How many lines in these records hold the string "Input"? Reply with the number alone.
## START ENTRIES SUPPLIED
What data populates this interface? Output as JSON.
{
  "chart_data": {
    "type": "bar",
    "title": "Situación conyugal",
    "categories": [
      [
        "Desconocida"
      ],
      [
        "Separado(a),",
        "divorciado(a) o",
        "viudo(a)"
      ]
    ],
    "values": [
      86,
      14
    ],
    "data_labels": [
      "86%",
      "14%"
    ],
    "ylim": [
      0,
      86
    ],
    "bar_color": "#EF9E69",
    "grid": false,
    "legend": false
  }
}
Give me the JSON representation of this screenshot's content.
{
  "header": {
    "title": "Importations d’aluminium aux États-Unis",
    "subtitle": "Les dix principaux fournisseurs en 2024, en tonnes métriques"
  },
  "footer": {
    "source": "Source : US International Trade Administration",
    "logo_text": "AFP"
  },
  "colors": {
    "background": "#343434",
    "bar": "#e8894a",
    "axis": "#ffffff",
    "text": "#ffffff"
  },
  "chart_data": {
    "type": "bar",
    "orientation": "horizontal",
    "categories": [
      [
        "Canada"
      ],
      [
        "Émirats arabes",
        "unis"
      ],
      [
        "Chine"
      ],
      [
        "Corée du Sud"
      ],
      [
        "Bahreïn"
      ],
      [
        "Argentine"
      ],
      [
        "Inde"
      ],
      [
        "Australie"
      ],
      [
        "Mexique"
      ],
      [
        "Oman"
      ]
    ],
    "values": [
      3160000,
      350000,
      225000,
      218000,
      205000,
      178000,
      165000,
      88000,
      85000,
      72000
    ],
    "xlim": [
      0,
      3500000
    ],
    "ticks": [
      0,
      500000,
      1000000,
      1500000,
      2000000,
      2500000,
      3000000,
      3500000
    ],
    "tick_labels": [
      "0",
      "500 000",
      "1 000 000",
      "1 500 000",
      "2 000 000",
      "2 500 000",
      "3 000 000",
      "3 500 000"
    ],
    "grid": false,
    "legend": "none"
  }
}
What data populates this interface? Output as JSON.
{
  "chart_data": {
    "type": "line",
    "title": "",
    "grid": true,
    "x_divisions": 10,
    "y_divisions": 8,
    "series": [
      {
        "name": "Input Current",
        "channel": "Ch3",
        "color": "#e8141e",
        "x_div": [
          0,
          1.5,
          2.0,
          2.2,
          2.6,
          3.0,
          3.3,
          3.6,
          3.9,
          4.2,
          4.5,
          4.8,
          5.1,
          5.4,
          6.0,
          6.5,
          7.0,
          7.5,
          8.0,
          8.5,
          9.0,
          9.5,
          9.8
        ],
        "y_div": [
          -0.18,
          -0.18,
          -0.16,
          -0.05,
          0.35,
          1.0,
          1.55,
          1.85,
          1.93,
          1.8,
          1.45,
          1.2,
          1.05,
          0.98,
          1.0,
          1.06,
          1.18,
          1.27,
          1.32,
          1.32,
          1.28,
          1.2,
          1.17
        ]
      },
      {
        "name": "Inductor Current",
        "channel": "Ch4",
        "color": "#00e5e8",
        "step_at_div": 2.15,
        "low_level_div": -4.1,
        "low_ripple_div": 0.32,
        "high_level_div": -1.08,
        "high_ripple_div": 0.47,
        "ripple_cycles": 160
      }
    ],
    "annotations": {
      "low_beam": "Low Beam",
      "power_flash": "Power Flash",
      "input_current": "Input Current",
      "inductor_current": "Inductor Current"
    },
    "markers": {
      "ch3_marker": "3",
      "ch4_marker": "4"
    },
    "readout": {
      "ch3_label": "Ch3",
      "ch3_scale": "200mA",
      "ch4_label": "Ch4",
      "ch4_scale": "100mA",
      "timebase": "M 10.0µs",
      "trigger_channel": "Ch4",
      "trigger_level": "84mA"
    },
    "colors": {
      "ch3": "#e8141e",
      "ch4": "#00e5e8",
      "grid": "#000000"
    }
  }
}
## END ENTRIES SUPPLIED
## FINISHED EXERCISE
2